"""

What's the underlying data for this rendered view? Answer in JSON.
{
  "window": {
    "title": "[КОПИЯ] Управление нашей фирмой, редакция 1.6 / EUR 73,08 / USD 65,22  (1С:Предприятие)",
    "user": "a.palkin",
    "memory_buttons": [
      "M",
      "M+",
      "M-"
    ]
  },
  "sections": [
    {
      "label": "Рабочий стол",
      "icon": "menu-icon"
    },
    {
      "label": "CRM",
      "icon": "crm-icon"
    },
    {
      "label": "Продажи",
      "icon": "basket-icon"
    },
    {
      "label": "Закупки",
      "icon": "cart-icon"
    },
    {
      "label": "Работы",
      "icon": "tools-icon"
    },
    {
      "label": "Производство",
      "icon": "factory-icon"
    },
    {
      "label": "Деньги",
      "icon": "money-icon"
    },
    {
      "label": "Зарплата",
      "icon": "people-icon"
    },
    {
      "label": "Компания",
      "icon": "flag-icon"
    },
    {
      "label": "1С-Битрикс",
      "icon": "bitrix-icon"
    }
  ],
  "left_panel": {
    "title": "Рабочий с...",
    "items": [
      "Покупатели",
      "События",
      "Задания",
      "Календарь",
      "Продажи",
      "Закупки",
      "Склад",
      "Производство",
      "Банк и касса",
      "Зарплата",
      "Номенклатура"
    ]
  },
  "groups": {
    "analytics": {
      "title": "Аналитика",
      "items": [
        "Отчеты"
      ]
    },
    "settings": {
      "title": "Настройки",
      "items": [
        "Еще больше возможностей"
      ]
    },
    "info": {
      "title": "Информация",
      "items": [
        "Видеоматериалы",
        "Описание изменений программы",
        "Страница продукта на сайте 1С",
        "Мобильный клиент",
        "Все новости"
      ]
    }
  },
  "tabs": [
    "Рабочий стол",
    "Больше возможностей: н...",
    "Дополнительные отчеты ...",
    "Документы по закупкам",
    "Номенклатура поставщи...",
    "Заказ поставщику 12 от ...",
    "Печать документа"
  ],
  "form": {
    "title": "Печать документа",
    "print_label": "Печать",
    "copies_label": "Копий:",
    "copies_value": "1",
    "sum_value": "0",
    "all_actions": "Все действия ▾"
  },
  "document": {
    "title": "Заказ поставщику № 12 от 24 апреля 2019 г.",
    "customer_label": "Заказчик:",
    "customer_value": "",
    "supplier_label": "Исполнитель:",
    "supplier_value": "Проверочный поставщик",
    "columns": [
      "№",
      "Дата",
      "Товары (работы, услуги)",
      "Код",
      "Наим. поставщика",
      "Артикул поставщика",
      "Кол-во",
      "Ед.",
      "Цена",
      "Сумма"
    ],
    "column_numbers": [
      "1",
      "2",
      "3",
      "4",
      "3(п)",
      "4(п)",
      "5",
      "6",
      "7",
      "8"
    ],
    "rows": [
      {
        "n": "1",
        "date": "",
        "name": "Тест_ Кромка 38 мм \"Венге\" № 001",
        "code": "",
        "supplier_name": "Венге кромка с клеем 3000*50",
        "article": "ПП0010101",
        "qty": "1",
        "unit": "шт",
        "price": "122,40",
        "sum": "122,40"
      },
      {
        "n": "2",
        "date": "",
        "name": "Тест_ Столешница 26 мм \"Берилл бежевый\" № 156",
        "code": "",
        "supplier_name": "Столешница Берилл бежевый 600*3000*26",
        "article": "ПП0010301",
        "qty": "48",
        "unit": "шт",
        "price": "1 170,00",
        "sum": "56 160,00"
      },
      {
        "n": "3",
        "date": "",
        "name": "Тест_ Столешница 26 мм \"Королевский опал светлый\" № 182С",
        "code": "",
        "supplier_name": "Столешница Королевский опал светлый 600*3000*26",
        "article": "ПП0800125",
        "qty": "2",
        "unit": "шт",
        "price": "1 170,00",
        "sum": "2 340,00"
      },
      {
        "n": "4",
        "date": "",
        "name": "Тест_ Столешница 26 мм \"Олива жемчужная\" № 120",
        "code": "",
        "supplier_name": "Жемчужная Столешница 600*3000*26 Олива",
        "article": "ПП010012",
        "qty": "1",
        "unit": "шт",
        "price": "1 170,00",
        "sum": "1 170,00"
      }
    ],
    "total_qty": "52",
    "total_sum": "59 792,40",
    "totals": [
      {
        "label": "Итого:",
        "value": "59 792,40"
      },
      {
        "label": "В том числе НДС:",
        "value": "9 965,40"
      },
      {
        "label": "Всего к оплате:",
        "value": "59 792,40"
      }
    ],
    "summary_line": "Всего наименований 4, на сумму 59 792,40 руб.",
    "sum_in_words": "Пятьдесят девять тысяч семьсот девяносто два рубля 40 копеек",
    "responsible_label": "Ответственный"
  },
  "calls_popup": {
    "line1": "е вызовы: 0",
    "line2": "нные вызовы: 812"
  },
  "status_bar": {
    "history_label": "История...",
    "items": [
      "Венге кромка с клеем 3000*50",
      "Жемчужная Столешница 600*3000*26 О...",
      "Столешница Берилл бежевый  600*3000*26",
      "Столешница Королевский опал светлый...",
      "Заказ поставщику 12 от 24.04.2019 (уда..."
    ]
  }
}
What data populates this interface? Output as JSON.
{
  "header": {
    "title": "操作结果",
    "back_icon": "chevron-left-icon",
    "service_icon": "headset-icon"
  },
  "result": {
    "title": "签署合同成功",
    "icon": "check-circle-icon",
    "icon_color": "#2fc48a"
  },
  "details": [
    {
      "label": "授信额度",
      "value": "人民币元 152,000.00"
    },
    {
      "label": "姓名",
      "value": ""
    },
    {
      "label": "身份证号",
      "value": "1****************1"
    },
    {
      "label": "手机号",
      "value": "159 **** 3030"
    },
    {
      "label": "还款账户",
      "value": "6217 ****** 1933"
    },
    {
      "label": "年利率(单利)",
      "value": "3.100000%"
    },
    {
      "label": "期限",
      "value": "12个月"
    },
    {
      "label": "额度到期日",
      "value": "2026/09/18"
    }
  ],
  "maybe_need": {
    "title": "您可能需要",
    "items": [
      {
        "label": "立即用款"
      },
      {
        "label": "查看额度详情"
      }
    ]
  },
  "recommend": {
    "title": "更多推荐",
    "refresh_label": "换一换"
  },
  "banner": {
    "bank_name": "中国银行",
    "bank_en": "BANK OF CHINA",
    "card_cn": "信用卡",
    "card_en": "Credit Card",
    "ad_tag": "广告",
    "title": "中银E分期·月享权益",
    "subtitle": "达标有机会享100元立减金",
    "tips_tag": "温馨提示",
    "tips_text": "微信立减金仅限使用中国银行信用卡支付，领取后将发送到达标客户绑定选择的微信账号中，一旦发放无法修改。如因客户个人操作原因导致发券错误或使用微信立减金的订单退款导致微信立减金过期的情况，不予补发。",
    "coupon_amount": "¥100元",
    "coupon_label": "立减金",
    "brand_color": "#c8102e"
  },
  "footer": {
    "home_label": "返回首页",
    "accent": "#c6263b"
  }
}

"""

What is expected: Exactly reproduce all of the entries.

Response to this task:
What's the underlying data for this rendered view? Answer in JSON.
{
  "window": {
    "title": "[КОПИЯ] Управление нашей фирмой, редакция 1.6 / EUR 73,08 / USD 65,22  (1С:Предприятие)",
    "user": "a.palkin",
    "memory_buttons": [
      "M",
      "M+",
      "M-"
    ]
  },
  "sections": [
    {
      "label": "Рабочий стол",
      "icon": "menu-icon"
    },
    {
      "label": "CRM",
      "icon": "crm-icon"
    },
    {
      "label": "Продажи",
      "icon": "basket-icon"
    },
    {
      "label": "Закупки",
      "icon": "cart-icon"
    },
    {
      "label": "Работы",
      "icon": "tools-icon"
    },
    {
      "label": "Производство",
      "icon": "factory-icon"
    },
    {
      "label": "Деньги",
      "icon": "money-icon"
    },
    {
      "label": "Зарплата",
      "icon": "people-icon"
    },
    {
      "label": "Компания",
      "icon": "flag-icon"
    },
    {
      "label": "1С-Битрикс",
      "icon": "bitrix-icon"
    }
  ],
  "left_panel": {
    "title": "Рабочий с...",
    "items": [
      "Покупатели",
      "События",
      "Задания",
      "Календарь",
      "Продажи",
      "Закупки",
      "Склад",
      "Производство",
      "Банк и касса",
      "Зарплата",
      "Номенклатура"
    ]
  },
  "groups": {
    "analytics": {
      "title": "Аналитика",
      "items": [
        "Отчеты"
      ]
    },
    "settings": {
      "title": "Настройки",
      "items": [
        "Еще больше возможностей"
      ]
    },
    "info": {
      "title": "Информация",
      "items": [
        "Видеоматериалы",
        "Описание изменений программы",
        "Страница продукта на сайте 1С",
        "Мобильный клиент",
        "Все новости"
      ]
    }
  },
  "tabs": [
    "Рабочий стол",
    "Больше возможностей: н...",
    "Дополнительные отчеты ...",
    "Документы по закупкам",
    "Номенклатура поставщи...",
    "Заказ поставщику 12 от ...",
    "Печать документа"
  ],
  "form": {
    "title": "Печать документа",
    "print_label": "Печать",
    "copies_label": "Копий:",
    "copies_value": "1",
    "sum_value": "0",
    "all_actions": "Все действия ▾"
  },
  "document": {
    "title": "Заказ поставщику № 12 от 24 апреля 2019 г.",
    "customer_label": "Заказчик:",
    "customer_value": "",
    "supplier_label": "Исполнитель:",
    "supplier_value": "Проверочный поставщик",
    "columns": [
      "№",
      "Дата",
      "Товары (работы, услуги)",
      "Код",
      "Наим. поставщика",
      "Артикул поставщика",
      "Кол-во",
      "Ед.",
      "Цена",
      "Сумма"
    ],
    "column_numbers": [
      "1",
      "2",
      "3",
      "4",
      "3(п)",
      "4(п)",
      "5",
      "6",
      "7",
      "8"
    ],
    "rows": [
      {
        "n": "1",
        "date": "",
        "name": "Тест_ Кромка 38 мм \"Венге\" № 001",
        "code": "",
        "supplier_name": "Венге кромка с клеем 3000*50",
        "article": "ПП0010101",
        "qty": "1",
        "unit": "шт",
        "price": "122,40",
        "sum": "122,40"
      },
      {
        "n": "2",
        "date": "",
        "name": "Тест_ Столешница 26 мм \"Берилл бежевый\" № 156",
        "code": "",
        "supplier_name": "Столешница Берилл бежевый 600*3000*26",
        "article": "ПП0010301",
        "qty": "48",
        "unit": "шт",
        "price": "1 170,00",
        "sum": "56 160,00"
      },
      {
        "n": "3",
        "date": "",
        "name": "Тест_ Столешница 26 мм \"Королевский опал светлый\" № 182С",
        "code": "",
        "supplier_name": "Столешница Королевский опал светлый 600*3000*26",
        "article": "ПП0800125",
        "qty": "2",
        "unit": "шт",
        "price": "1 170,00",
        "sum": "2 340,00"
      },
      {
        "n": "4",
        "date": "",
        "name": "Тест_ Столешница 26 мм \"Олива жемчужная\" № 120",
        "code": "",
        "supplier_name": "Жемчужная Столешница 600*3000*26 Олива",
        "article": "ПП010012",
        "qty": "1",
        "unit": "шт",
        "price": "1 170,00",
        "sum": "1 170,00"
      }
    ],
    "total_qty": "52",
    "total_sum": "59 792,40",
    "totals": [
      {
        "label": "Итого:",
        "value": "59 792,40"
      },
      {
        "label": "В том числе НДС:",
        "value": "9 965,40"
      },
      {
        "label": "Всего к оплате:",
        "value": "59 792,40"
      }
    ],
    "summary_line": "Всего наименований 4, на сумму 59 792,40 руб.",
    "sum_in_words": "Пятьдесят девять тысяч семьсот девяносто два рубля 40 копеек",
    "responsible_label": "Ответственный"
  },
  "calls_popup": {
    "line1": "е вызовы: 0",
    "line2": "нные вызовы: 812"
  },
  "status_bar": {
    "history_label": "История...",
    "items": [
      "Венге кромка с клеем 3000*50",
      "Жемчужная Столешница 600*3000*26 О...",
      "Столешница Берилл бежевый  600*3000*26",
      "Столешница Королевский опал светлый...",
      "Заказ поставщику 12 от 24.04.2019 (уда..."
    ]
  }
}
What data populates this interface? Output as JSON.
{
  "header": {
    "title": "操作结果",
    "back_icon": "chevron-left-icon",
    "service_icon": "headset-icon"
  },
  "result": {
    "title": "签署合同成功",
    "icon": "check-circle-icon",
    "icon_color": "#2fc48a"
  },
  "details": [
    {
      "label": "授信额度",
      "value": "人民币元 152,000.00"
    },
    {
      "label": "姓名",
      "value": ""
    },
    {
      "label": "身份证号",
      "value": "1****************1"
    },
    {
      "label": "手机号",
      "value": "159 **** 3030"
    },
    {
      "label": "还款账户",
      "value": "6217 ****** 1933"
    },
    {
      "label": "年利率(单利)",
      "value": "3.100000%"
    },
    {
      "label": "期限",
      "value": "12个月"
    },
    {
      "label": "额度到期日",
      "value": "2026/09/18"
    }
  ],
  "maybe_need": {
    "title": "您可能需要",
    "items": [
      {
        "label": "立即用款"
      },
      {
        "label": "查看额度详情"
      }
    ]
  },
  "recommend": {
    "title": "更多推荐",
    "refresh_label": "换一换"
  },
  "banner": {
    "bank_name": "中国银行",
    "bank_en": "BANK OF CHINA",
    "card_cn": "信用卡",
    "card_en": "Credit Card",
    "ad_tag": "广告",
    "title": "中银E分期·月享权益",
    "subtitle": "达标有机会享100元立减金",
    "tips_tag": "温馨提示",
    "tips_text": "微信立减金仅限使用中国银行信用卡支付，领取后将发送到达标客户绑定选择的微信账号中，一旦发放无法修改。如因客户个人操作原因导致发券错误或使用微信立减金的订单退款导致微信立减金过期的情况，不予补发。",
    "coupon_amount": "¥100元",
    "coupon_label": "立减金",
    "brand_color": "#c8102e"
  },
  "footer": {
    "home_label": "返回首页",
    "accent": "#c6263b"
  }
}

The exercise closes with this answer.